** Goal **
Copy, from the entries below, each line in which the string "this" appears.

■ ■ ■ ■ ■ ■ ■

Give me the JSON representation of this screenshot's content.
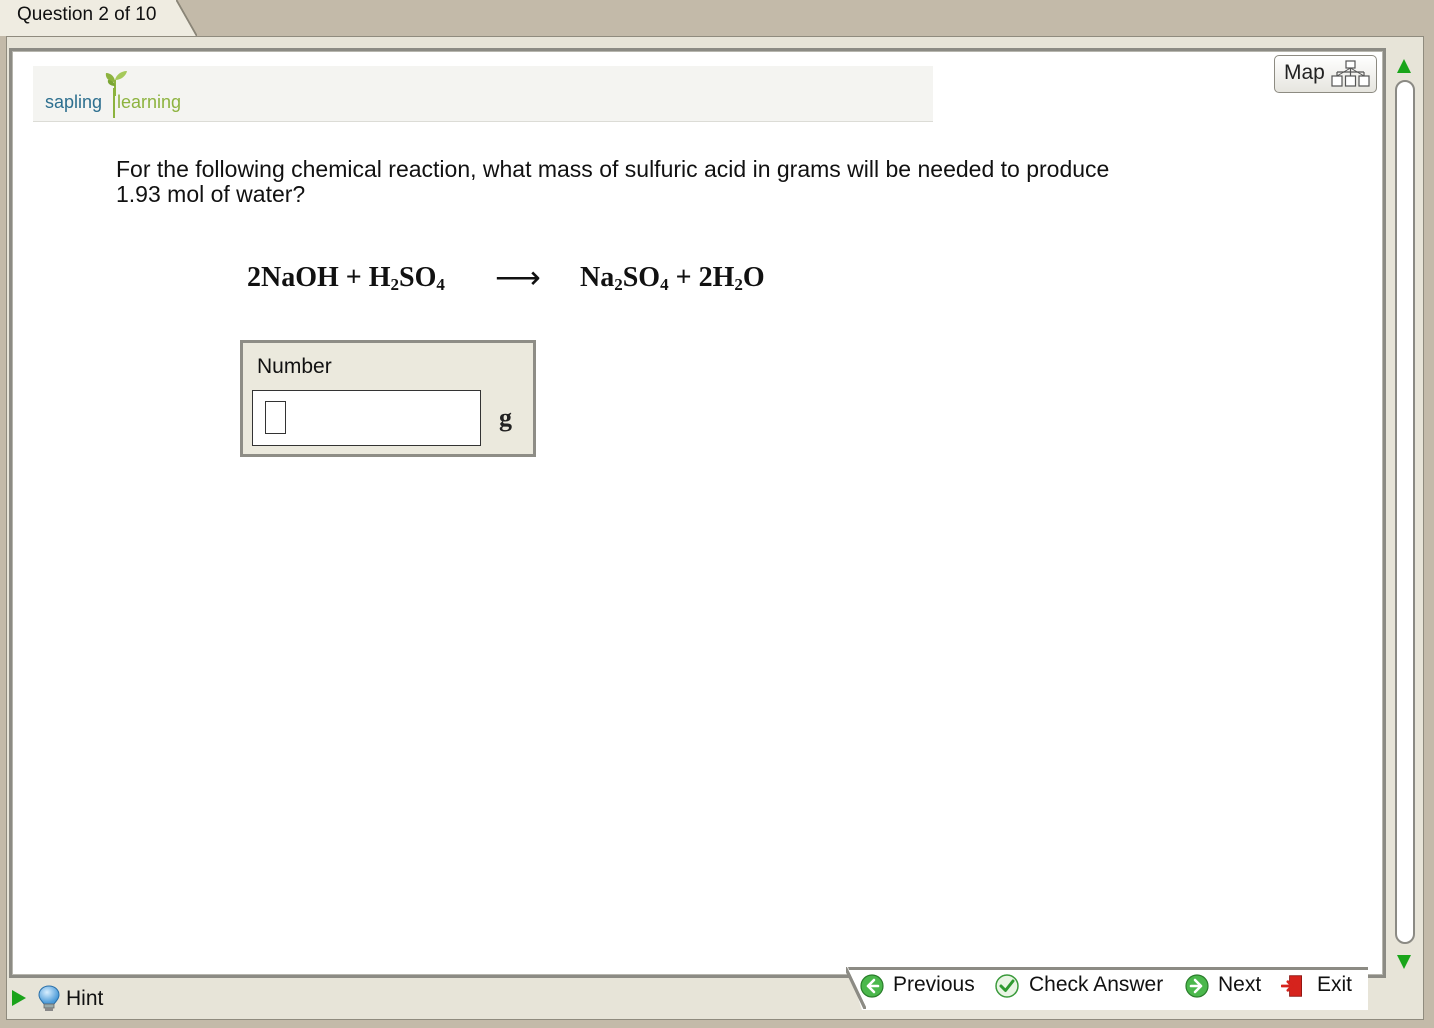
{
  "header": {
    "question_counter": "Question 2 of 10"
  },
  "logo": {
    "primary": "sapling",
    "secondary": "learning"
  },
  "map": {
    "label": "Map"
  },
  "question": {
    "text": "For the following chemical reaction, what mass of sulfuric acid in grams will be needed to produce 1.93 mol of water?"
  },
  "equation": {
    "reactant1_coef": "2",
    "reactant1": "NaOH",
    "plus1": " + ",
    "reactant2_a": "H",
    "reactant2_sub1": "2",
    "reactant2_b": "SO",
    "reactant2_sub2": "4",
    "arrow": "⟶",
    "product1_a": "Na",
    "product1_sub1": "2",
    "product1_b": "SO",
    "product1_sub2": "4",
    "plus2": " + ",
    "product2_coef": "2",
    "product2_a": "H",
    "product2_sub": "2",
    "product2_b": "O"
  },
  "answer": {
    "label": "Number",
    "value": "",
    "unit": "g"
  },
  "footer": {
    "hint": "Hint",
    "previous": "Previous",
    "check_answer": "Check Answer",
    "next": "Next",
    "exit": "Exit"
  },
  "colors": {
    "accent_green": "#19a51a",
    "brand_blue": "#2d6f8f",
    "brand_green": "#8db33f",
    "exit_red": "#d6231d"
  }
}
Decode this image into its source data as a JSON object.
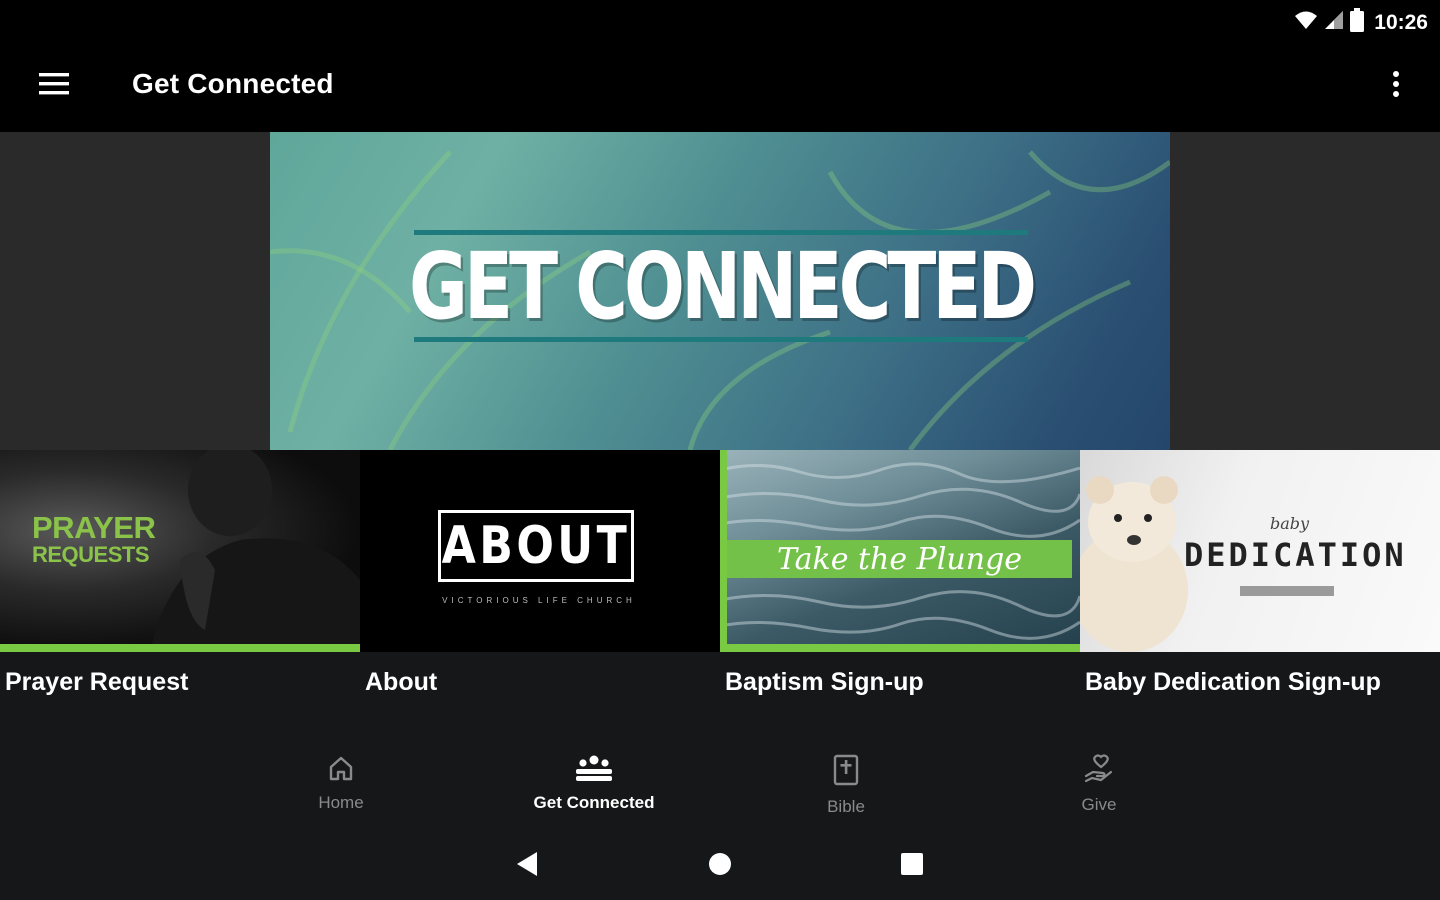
{
  "status_bar": {
    "time": "10:26",
    "icons": [
      "wifi-icon",
      "signal-icon",
      "battery-icon"
    ]
  },
  "app_bar": {
    "title": "Get Connected",
    "menu_icon": "hamburger-menu-icon",
    "overflow_icon": "more-vert-icon"
  },
  "hero": {
    "title": "GET CONNECTED"
  },
  "tiles": [
    {
      "label": "Prayer Request",
      "image_text": [
        "PRAYER",
        "REQUESTS"
      ]
    },
    {
      "label": "About",
      "image_text": [
        "ABOUT",
        "VICTORIOUS LIFE CHURCH"
      ]
    },
    {
      "label": "Baptism Sign-up",
      "image_text": [
        "Take the Plunge"
      ]
    },
    {
      "label": "Baby Dedication Sign-up",
      "image_text": [
        "baby",
        "DEDICATION"
      ]
    }
  ],
  "bottom_nav": {
    "items": [
      {
        "label": "Home",
        "icon": "home-icon"
      },
      {
        "label": "Get Connected",
        "icon": "group-icon",
        "active": true
      },
      {
        "label": "Bible",
        "icon": "bible-icon"
      },
      {
        "label": "Give",
        "icon": "give-hand-icon"
      }
    ]
  },
  "colors": {
    "accent_green": "#7ac943",
    "background": "#161718",
    "app_bar": "#000000"
  }
}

■ ■ ■ ■ ■ ■ ■

** Full output **
Give me the JSON representation of this screenshot's content.
Decode this image into its source data as a JSON object.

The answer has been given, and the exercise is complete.